_Required work_: Can all of these lines be returned exactly?

_Material_:
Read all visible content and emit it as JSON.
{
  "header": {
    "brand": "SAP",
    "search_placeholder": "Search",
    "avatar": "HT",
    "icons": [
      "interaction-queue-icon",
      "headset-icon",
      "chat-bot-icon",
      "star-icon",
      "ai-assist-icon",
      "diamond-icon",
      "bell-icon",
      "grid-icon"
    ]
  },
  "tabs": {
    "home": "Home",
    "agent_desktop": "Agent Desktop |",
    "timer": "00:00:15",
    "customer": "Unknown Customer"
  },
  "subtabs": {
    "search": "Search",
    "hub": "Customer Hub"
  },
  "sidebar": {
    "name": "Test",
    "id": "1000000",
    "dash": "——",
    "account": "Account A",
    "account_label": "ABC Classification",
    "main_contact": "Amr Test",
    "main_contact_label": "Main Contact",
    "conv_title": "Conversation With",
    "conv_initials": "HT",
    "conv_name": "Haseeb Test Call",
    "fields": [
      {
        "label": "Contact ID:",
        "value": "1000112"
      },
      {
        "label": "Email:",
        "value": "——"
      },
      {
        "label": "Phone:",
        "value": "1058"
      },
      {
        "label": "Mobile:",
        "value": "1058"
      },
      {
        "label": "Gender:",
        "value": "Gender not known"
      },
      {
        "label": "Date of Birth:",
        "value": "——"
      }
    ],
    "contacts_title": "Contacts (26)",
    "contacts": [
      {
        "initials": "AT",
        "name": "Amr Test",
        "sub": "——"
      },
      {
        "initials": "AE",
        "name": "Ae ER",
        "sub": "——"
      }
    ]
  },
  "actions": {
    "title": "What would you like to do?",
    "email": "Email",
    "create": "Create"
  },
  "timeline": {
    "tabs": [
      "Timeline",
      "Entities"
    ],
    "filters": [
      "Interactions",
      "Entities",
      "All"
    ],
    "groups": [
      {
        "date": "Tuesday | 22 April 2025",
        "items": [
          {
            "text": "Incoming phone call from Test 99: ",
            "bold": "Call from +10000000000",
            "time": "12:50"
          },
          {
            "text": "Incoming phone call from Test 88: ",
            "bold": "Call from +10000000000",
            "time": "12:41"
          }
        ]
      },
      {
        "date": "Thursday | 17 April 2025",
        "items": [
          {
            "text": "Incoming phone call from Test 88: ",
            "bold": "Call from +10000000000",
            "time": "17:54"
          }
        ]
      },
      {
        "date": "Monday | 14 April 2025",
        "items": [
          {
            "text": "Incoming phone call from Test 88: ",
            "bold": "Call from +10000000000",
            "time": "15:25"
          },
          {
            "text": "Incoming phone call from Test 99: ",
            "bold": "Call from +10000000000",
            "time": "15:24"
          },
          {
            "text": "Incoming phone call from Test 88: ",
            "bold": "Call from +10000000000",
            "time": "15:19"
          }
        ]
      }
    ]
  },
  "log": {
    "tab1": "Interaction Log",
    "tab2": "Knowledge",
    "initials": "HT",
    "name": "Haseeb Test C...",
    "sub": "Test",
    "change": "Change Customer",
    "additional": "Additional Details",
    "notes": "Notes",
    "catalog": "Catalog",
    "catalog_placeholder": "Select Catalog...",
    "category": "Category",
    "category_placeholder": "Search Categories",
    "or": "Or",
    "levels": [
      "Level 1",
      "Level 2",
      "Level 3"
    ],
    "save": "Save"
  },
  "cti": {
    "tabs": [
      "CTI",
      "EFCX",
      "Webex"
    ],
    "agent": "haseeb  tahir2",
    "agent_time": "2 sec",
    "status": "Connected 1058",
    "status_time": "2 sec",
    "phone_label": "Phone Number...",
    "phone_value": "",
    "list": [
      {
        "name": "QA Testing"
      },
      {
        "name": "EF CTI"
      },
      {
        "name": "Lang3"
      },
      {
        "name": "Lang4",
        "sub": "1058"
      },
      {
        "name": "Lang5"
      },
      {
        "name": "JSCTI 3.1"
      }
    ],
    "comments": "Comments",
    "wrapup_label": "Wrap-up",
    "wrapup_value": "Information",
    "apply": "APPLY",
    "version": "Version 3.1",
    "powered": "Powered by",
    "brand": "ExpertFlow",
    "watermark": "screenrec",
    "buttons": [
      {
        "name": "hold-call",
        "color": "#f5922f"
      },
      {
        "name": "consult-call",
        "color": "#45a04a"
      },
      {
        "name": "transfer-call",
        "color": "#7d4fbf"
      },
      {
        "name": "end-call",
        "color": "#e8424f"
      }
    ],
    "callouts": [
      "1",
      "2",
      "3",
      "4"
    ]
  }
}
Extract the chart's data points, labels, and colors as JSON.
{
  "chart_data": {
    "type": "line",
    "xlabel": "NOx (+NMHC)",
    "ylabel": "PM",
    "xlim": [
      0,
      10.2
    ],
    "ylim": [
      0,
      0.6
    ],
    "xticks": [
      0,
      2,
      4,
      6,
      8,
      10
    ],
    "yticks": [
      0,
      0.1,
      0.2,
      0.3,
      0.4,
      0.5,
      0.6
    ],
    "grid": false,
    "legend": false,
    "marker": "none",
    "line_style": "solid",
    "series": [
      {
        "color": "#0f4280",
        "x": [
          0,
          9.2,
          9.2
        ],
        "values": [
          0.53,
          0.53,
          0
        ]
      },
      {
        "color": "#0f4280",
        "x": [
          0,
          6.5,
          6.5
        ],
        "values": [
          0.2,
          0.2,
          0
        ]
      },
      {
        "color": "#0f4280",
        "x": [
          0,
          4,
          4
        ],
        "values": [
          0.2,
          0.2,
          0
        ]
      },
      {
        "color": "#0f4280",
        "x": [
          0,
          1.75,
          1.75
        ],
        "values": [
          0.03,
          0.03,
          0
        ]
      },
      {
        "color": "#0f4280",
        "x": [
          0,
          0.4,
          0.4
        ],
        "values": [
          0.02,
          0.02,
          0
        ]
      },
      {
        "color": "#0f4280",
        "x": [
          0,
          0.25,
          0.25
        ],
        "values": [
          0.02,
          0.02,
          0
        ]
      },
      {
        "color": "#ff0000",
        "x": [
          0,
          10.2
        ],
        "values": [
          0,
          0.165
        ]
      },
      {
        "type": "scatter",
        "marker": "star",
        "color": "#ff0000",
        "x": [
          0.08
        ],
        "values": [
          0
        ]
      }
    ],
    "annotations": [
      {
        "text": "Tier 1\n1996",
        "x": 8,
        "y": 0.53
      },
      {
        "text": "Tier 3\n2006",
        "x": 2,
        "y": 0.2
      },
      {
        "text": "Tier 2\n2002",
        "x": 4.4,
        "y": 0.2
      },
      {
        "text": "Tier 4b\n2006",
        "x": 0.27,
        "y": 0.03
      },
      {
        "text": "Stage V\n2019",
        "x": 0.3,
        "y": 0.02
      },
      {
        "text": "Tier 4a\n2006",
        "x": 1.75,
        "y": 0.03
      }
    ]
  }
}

_Response to this task_:
Read all visible content and emit it as JSON.
{
  "header": {
    "brand": "SAP",
    "search_placeholder": "Search",
    "avatar": "HT",
    "icons": [
      "interaction-queue-icon",
      "headset-icon",
      "chat-bot-icon",
      "star-icon",
      "ai-assist-icon",
      "diamond-icon",
      "bell-icon",
      "grid-icon"
    ]
  },
  "tabs": {
    "home": "Home",
    "agent_desktop": "Agent Desktop |",
    "timer": "00:00:15",
    "customer": "Unknown Customer"
  },
  "subtabs": {
    "search": "Search",
    "hub": "Customer Hub"
  },
  "sidebar": {
    "name": "Test",
    "id": "1000000",
    "dash": "——",
    "account": "Account A",
    "account_label": "ABC Classification",
    "main_contact": "Amr Test",
    "main_contact_label": "Main Contact",
    "conv_title": "Conversation With",
    "conv_initials": "HT",
    "conv_name": "Haseeb Test Call",
    "fields": [
      {
        "label": "Contact ID:",
        "value": "1000112"
      },
      {
        "label": "Email:",
        "value": "——"
      },
      {
        "label": "Phone:",
        "value": "1058"
      },
      {
        "label": "Mobile:",
        "value": "1058"
      },
      {
        "label": "Gender:",
        "value": "Gender not known"
      },
      {
        "label": "Date of Birth:",
        "value": "——"
      }
    ],
    "contacts_title": "Contacts (26)",
    "contacts": [
      {
        "initials": "AT",
        "name": "Amr Test",
        "sub": "——"
      },
      {
        "initials": "AE",
        "name": "Ae ER",
        "sub": "——"
      }
    ]
  },
  "actions": {
    "title": "What would you like to do?",
    "email": "Email",
    "create": "Create"
  },
  "timeline": {
    "tabs": [
      "Timeline",
      "Entities"
    ],
    "filters": [
      "Interactions",
      "Entities",
      "All"
    ],
    "groups": [
      {
        "date": "Tuesday | 22 April 2025",
        "items": [
          {
            "text": "Incoming phone call from Test 99: ",
            "bold": "Call from +10000000000",
            "time": "12:50"
          },
          {
            "text": "Incoming phone call from Test 88: ",
            "bold": "Call from +10000000000",
            "time": "12:41"
          }
        ]
      },
      {
        "date": "Thursday | 17 April 2025",
        "items": [
          {
            "text": "Incoming phone call from Test 88: ",
            "bold": "Call from +10000000000",
            "time": "17:54"
          }
        ]
      },
      {
        "date": "Monday | 14 April 2025",
        "items": [
          {
            "text": "Incoming phone call from Test 88: ",
            "bold": "Call from +10000000000",
            "time": "15:25"
          },
          {
            "text": "Incoming phone call from Test 99: ",
            "bold": "Call from +10000000000",
            "time": "15:24"
          },
          {
            "text": "Incoming phone call from Test 88: ",
            "bold": "Call from +10000000000",
            "time": "15:19"
          }
        ]
      }
    ]
  },
  "log": {
    "tab1": "Interaction Log",
    "tab2": "Knowledge",
    "initials": "HT",
    "name": "Haseeb Test C...",
    "sub": "Test",
    "change": "Change Customer",
    "additional": "Additional Details",
    "notes": "Notes",
    "catalog": "Catalog",
    "catalog_placeholder": "Select Catalog...",
    "category": "Category",
    "category_placeholder": "Search Categories",
    "or": "Or",
    "levels": [
      "Level 1",
      "Level 2",
      "Level 3"
    ],
    "save": "Save"
  },
  "cti": {
    "tabs": [
      "CTI",
      "EFCX",
      "Webex"
    ],
    "agent": "haseeb  tahir2",
    "agent_time": "2 sec",
    "status": "Connected 1058",
    "status_time": "2 sec",
    "phone_label": "Phone Number...",
    "phone_value": "",
    "list": [
      {
        "name": "QA Testing"
      },
      {
        "name": "EF CTI"
      },
      {
        "name": "Lang3"
      },
      {
        "name": "Lang4",
        "sub": "1058"
      },
      {
        "name": "Lang5"
      },
      {
        "name": "JSCTI 3.1"
      }
    ],
    "comments": "Comments",
    "wrapup_label": "Wrap-up",
    "wrapup_value": "Information",
    "apply": "APPLY",
    "version": "Version 3.1",
    "powered": "Powered by",
    "brand": "ExpertFlow",
    "watermark": "screenrec",
    "buttons": [
      {
        "name": "hold-call",
        "color": "#f5922f"
      },
      {
        "name": "consult-call",
        "color": "#45a04a"
      },
      {
        "name": "transfer-call",
        "color": "#7d4fbf"
      },
      {
        "name": "end-call",
        "color": "#e8424f"
      }
    ],
    "callouts": [
      "1",
      "2",
      "3",
      "4"
    ]
  }
}
Extract the chart's data points, labels, and colors as JSON.
{
  "chart_data": {
    "type": "line",
    "xlabel": "NOx (+NMHC)",
    "ylabel": "PM",
    "xlim": [
      0,
      10.2
    ],
    "ylim": [
      0,
      0.6
    ],
    "xticks": [
      0,
      2,
      4,
      6,
      8,
      10
    ],
    "yticks": [
      0,
      0.1,
      0.2,
      0.3,
      0.4,
      0.5,
      0.6
    ],
    "grid": false,
    "legend": false,
    "marker": "none",
    "line_style": "solid",
    "series": [
      {
        "color": "#0f4280",
        "x": [
          0,
          9.2,
          9.2
        ],
        "values": [
          0.53,
          0.53,
          0
        ]
      },
      {
        "color": "#0f4280",
        "x": [
          0,
          6.5,
          6.5
        ],
        "values": [
          0.2,
          0.2,
          0
        ]
      },
      {
        "color": "#0f4280",
        "x": [
          0,
          4,
          4
        ],
        "values": [
          0.2,
          0.2,
          0
        ]
      },
      {
        "color": "#0f4280",
        "x": [
          0,
          1.75,
          1.75
        ],
        "values": [
          0.03,
          0.03,
          0
        ]
      },
      {
        "color": "#0f4280",
        "x": [
          0,
          0.4,
          0.4
        ],
        "values": [
          0.02,
          0.02,
          0
        ]
      },
      {
        "color": "#0f4280",
        "x": [
          0,
          0.25,
          0.25
        ],
        "values": [
          0.02,
          0.02,
          0
        ]
      },
      {
        "color": "#ff0000",
        "x": [
          0,
          10.2
        ],
        "values": [
          0,
          0.165
        ]
      },
      {
        "type": "scatter",
        "marker": "star",
        "color": "#ff0000",
        "x": [
          0.08
        ],
        "values": [
          0
        ]
      }
    ],
    "annotations": [
      {
        "text": "Tier 1\n1996",
        "x": 8,
        "y": 0.53
      },
      {
        "text": "Tier 3\n2006",
        "x": 2,
        "y": 0.2
      },
      {
        "text": "Tier 2\n2002",
        "x": 4.4,
        "y": 0.2
      },
      {
        "text": "Tier 4b\n2006",
        "x": 0.27,
        "y": 0.03
      },
      {
        "text": "Stage V\n2019",
        "x": 0.3,
        "y": 0.02
      },
      {
        "text": "Tier 4a\n2006",
        "x": 1.75,
        "y": 0.03
      }
    ]
  }
}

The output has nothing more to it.